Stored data
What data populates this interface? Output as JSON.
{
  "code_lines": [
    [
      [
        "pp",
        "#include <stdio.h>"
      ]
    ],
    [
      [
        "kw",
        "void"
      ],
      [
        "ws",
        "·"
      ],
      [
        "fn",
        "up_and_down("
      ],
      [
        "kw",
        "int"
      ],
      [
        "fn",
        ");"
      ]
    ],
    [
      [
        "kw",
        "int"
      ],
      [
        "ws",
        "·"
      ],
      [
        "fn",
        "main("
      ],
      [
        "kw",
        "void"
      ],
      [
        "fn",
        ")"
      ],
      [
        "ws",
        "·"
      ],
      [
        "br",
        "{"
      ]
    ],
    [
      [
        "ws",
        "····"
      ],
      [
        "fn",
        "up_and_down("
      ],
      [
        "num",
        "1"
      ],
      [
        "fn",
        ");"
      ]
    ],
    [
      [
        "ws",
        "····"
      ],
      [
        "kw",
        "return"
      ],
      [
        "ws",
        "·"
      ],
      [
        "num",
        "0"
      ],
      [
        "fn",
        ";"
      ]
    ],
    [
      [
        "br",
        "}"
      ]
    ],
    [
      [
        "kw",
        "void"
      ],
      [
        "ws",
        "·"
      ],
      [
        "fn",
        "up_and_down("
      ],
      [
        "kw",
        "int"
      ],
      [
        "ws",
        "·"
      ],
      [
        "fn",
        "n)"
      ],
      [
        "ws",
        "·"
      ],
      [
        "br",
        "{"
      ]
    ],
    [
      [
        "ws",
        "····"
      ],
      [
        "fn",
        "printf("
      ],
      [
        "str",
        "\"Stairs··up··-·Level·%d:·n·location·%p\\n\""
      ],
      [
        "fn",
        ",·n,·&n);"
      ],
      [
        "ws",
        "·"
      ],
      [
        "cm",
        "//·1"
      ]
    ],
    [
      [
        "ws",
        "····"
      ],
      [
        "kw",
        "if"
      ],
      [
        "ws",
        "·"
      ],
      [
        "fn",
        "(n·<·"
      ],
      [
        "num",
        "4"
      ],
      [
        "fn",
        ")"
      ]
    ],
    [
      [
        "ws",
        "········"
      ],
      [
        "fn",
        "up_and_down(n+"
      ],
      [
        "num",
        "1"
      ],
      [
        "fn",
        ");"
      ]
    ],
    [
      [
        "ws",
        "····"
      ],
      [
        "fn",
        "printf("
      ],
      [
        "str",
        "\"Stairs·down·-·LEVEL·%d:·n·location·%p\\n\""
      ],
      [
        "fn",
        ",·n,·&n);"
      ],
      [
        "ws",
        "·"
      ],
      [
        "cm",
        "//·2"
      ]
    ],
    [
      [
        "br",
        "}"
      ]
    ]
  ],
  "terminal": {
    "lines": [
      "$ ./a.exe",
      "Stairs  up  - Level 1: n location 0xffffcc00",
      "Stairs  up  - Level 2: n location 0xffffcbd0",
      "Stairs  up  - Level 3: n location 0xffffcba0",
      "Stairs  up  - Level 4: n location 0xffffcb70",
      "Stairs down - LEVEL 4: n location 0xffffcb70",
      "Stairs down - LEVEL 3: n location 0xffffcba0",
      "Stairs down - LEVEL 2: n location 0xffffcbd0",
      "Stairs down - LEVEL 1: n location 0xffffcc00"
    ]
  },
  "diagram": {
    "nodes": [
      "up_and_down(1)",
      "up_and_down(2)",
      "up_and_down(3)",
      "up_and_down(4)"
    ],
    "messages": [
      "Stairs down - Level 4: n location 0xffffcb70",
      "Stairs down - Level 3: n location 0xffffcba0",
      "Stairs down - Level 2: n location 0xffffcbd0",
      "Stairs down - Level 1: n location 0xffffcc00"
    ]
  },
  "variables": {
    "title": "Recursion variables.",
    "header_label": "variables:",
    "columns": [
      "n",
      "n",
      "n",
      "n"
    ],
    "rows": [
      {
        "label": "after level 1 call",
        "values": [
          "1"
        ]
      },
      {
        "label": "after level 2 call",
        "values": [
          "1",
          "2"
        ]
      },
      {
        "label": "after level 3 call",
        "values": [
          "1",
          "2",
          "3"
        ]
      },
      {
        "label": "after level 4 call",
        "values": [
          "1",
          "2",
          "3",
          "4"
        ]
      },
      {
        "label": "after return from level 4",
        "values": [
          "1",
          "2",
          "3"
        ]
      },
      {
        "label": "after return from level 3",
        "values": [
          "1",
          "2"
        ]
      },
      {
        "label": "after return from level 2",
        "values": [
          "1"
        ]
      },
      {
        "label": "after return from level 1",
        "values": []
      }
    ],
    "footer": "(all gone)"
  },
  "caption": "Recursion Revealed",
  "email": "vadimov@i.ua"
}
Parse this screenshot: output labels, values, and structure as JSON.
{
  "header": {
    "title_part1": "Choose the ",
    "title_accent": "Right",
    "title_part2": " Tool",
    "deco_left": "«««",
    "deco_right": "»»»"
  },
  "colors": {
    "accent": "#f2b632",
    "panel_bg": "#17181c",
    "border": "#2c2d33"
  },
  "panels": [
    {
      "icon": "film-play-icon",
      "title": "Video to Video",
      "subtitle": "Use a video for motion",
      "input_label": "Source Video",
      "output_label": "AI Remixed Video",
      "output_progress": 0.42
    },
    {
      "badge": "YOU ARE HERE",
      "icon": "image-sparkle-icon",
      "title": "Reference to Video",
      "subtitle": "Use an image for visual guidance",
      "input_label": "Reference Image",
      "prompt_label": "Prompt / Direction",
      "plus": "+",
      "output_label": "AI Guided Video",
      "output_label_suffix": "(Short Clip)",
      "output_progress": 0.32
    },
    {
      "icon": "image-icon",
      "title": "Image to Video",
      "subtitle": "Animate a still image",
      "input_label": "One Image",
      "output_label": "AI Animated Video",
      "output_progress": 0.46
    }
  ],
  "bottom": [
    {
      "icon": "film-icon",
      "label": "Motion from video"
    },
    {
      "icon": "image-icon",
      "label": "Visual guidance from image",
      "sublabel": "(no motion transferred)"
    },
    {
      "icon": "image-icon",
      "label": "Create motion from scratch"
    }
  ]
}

WHAT YOU NEED TO DO →
From the listing above, copy out each line where the word "after" appears.

IN RESPONSE →
        "label": "after level 1 call",
        "label": "after level 2 call",
        "label": "after level 3 call",
        "label": "after level 4 call",
        "label": "after return from level 4",
        "label": "after return from level 3",
        "label": "after return from level 2",
        "label": "after return from level 1",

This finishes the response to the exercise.